## START PROVIDED DATA
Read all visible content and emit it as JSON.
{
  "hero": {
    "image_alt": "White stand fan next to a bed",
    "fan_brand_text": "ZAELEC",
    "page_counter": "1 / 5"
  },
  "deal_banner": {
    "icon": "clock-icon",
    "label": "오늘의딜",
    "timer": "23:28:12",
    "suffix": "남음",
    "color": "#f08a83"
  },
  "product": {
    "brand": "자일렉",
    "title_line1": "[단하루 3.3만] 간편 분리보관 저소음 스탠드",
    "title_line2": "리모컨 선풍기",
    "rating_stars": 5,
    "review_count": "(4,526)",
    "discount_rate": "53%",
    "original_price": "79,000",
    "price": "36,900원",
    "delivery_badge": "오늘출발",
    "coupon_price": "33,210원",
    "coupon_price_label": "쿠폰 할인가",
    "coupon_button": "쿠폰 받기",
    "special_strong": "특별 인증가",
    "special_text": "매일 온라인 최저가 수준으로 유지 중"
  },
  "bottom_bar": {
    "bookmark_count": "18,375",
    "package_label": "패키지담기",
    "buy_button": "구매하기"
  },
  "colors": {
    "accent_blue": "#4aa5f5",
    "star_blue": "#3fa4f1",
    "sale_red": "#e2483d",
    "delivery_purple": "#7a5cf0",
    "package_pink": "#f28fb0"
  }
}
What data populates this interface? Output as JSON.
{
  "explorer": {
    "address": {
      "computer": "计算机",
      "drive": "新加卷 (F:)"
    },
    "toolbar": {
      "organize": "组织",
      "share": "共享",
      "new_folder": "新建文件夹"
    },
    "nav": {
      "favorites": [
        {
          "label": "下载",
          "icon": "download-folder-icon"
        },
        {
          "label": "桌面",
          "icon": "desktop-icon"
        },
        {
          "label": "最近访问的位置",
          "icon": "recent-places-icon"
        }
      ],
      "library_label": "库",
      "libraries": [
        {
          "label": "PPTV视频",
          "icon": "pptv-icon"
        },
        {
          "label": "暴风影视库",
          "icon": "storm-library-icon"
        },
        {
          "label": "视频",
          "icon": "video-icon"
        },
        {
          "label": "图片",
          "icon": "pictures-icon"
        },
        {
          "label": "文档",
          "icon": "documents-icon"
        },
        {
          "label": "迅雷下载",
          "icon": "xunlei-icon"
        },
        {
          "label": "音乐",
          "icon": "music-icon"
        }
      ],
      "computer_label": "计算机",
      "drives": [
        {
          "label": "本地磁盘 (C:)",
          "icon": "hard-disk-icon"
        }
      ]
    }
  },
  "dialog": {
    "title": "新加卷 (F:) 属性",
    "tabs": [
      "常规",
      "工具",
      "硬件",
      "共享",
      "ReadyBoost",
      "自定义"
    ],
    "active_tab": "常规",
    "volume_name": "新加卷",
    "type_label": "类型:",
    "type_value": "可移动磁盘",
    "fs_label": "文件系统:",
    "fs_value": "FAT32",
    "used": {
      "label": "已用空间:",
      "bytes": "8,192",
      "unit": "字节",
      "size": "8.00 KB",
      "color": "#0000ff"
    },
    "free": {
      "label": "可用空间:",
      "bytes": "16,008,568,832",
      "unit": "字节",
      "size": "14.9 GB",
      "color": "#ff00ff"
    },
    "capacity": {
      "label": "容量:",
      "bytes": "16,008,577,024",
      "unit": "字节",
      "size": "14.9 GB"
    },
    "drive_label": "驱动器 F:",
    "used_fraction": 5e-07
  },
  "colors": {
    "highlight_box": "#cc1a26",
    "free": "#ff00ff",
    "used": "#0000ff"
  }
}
## END PROVIDED DATA
Repeat every record exactly as written, please.

» **OUTPUT FOR THIS TASK**:
Read all visible content and emit it as JSON.
{
  "hero": {
    "image_alt": "White stand fan next to a bed",
    "fan_brand_text": "ZAELEC",
    "page_counter": "1 / 5"
  },
  "deal_banner": {
    "icon": "clock-icon",
    "label": "오늘의딜",
    "timer": "23:28:12",
    "suffix": "남음",
    "color": "#f08a83"
  },
  "product": {
    "brand": "자일렉",
    "title_line1": "[단하루 3.3만] 간편 분리보관 저소음 스탠드",
    "title_line2": "리모컨 선풍기",
    "rating_stars": 5,
    "review_count": "(4,526)",
    "discount_rate": "53%",
    "original_price": "79,000",
    "price": "36,900원",
    "delivery_badge": "오늘출발",
    "coupon_price": "33,210원",
    "coupon_price_label": "쿠폰 할인가",
    "coupon_button": "쿠폰 받기",
    "special_strong": "특별 인증가",
    "special_text": "매일 온라인 최저가 수준으로 유지 중"
  },
  "bottom_bar": {
    "bookmark_count": "18,375",
    "package_label": "패키지담기",
    "buy_button": "구매하기"
  },
  "colors": {
    "accent_blue": "#4aa5f5",
    "star_blue": "#3fa4f1",
    "sale_red": "#e2483d",
    "delivery_purple": "#7a5cf0",
    "package_pink": "#f28fb0"
  }
}
What data populates this interface? Output as JSON.
{
  "explorer": {
    "address": {
      "computer": "计算机",
      "drive": "新加卷 (F:)"
    },
    "toolbar": {
      "organize": "组织",
      "share": "共享",
      "new_folder": "新建文件夹"
    },
    "nav": {
      "favorites": [
        {
          "label": "下载",
          "icon": "download-folder-icon"
        },
        {
          "label": "桌面",
          "icon": "desktop-icon"
        },
        {
          "label": "最近访问的位置",
          "icon": "recent-places-icon"
        }
      ],
      "library_label": "库",
      "libraries": [
        {
          "label": "PPTV视频",
          "icon": "pptv-icon"
        },
        {
          "label": "暴风影视库",
          "icon": "storm-library-icon"
        },
        {
          "label": "视频",
          "icon": "video-icon"
        },
        {
          "label": "图片",
          "icon": "pictures-icon"
        },
        {
          "label": "文档",
          "icon": "documents-icon"
        },
        {
          "label": "迅雷下载",
          "icon": "xunlei-icon"
        },
        {
          "label": "音乐",
          "icon": "music-icon"
        }
      ],
      "computer_label": "计算机",
      "drives": [
        {
          "label": "本地磁盘 (C:)",
          "icon": "hard-disk-icon"
        }
      ]
    }
  },
  "dialog": {
    "title": "新加卷 (F:) 属性",
    "tabs": [
      "常规",
      "工具",
      "硬件",
      "共享",
      "ReadyBoost",
      "自定义"
    ],
    "active_tab": "常规",
    "volume_name": "新加卷",
    "type_label": "类型:",
    "type_value": "可移动磁盘",
    "fs_label": "文件系统:",
    "fs_value": "FAT32",
    "used": {
      "label": "已用空间:",
      "bytes": "8,192",
      "unit": "字节",
      "size": "8.00 KB",
      "color": "#0000ff"
    },
    "free": {
      "label": "可用空间:",
      "bytes": "16,008,568,832",
      "unit": "字节",
      "size": "14.9 GB",
      "color": "#ff00ff"
    },
    "capacity": {
      "label": "容量:",
      "bytes": "16,008,577,024",
      "unit": "字节",
      "size": "14.9 GB"
    },
    "drive_label": "驱动器 F:",
    "used_fraction": 5e-07
  },
  "colors": {
    "highlight_box": "#cc1a26",
    "free": "#ff00ff",
    "used": "#0000ff"
  }
}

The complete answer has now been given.